• [Exercise prompt]: Write every line out verbatim and omit the pictures.

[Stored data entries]
——————

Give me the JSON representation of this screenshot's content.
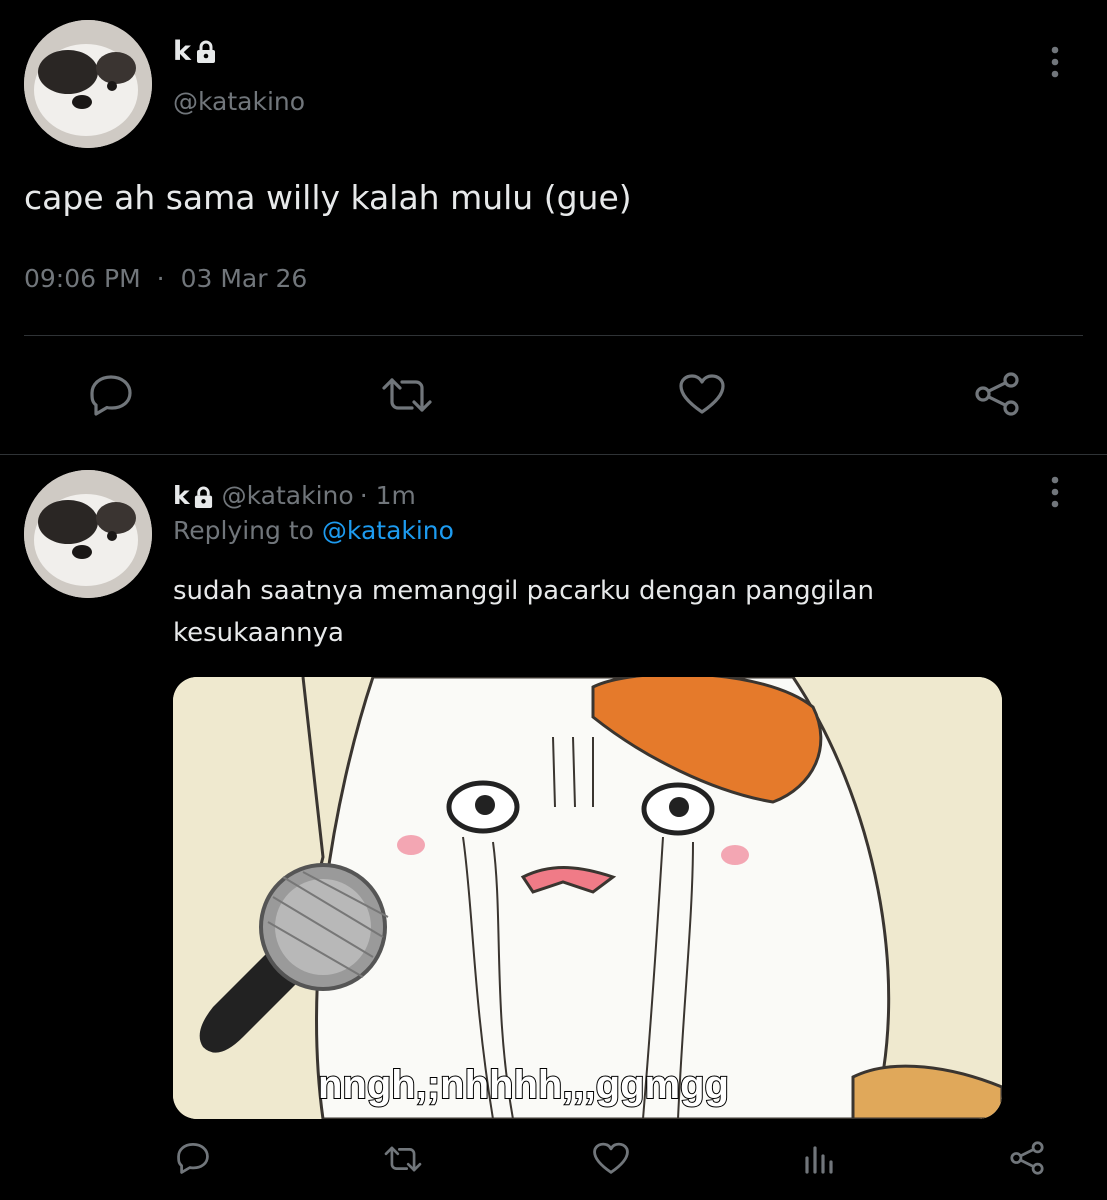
{
  "main_tweet": {
    "display_name": "k",
    "handle": "@katakino",
    "text": "cape ah sama willy kalah mulu (gue)",
    "time": "09:06 PM",
    "separator": "·",
    "date": "03 Mar 26"
  },
  "reply_tweet": {
    "display_name": "k",
    "handle": "@katakino",
    "age": "· 1m",
    "replying_prefix": "Replying to",
    "replying_handle": "@katakino",
    "text_line1": "sudah saatnya memanggil pacarku dengan panggilan",
    "text_line2": "kesukaannya",
    "media_caption": "nngh,;nhhhh,,,ggmgg"
  },
  "icons": {
    "more": "more-vertical-icon",
    "lock": "lock-icon",
    "reply": "reply-bubble-icon",
    "retweet": "retweet-icon",
    "like": "heart-icon",
    "share": "share-icon",
    "analytics": "analytics-icon"
  },
  "colors": {
    "background": "#000000",
    "text": "#e7e9ea",
    "muted": "#71767b",
    "link": "#1d9bf0"
  }
}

——————

• [Final result]:
Give me the JSON representation of this screenshot's content.
{
  "main_tweet": {
    "display_name": "k",
    "handle": "@katakino",
    "text": "cape ah sama willy kalah mulu (gue)",
    "time": "09:06 PM",
    "separator": "·",
    "date": "03 Mar 26"
  },
  "reply_tweet": {
    "display_name": "k",
    "handle": "@katakino",
    "age": "· 1m",
    "replying_prefix": "Replying to",
    "replying_handle": "@katakino",
    "text_line1": "sudah saatnya memanggil pacarku dengan panggilan",
    "text_line2": "kesukaannya",
    "media_caption": "nngh,;nhhhh,,,ggmgg"
  },
  "icons": {
    "more": "more-vertical-icon",
    "lock": "lock-icon",
    "reply": "reply-bubble-icon",
    "retweet": "retweet-icon",
    "like": "heart-icon",
    "share": "share-icon",
    "analytics": "analytics-icon"
  },
  "colors": {
    "background": "#000000",
    "text": "#e7e9ea",
    "muted": "#71767b",
    "link": "#1d9bf0"
  }
}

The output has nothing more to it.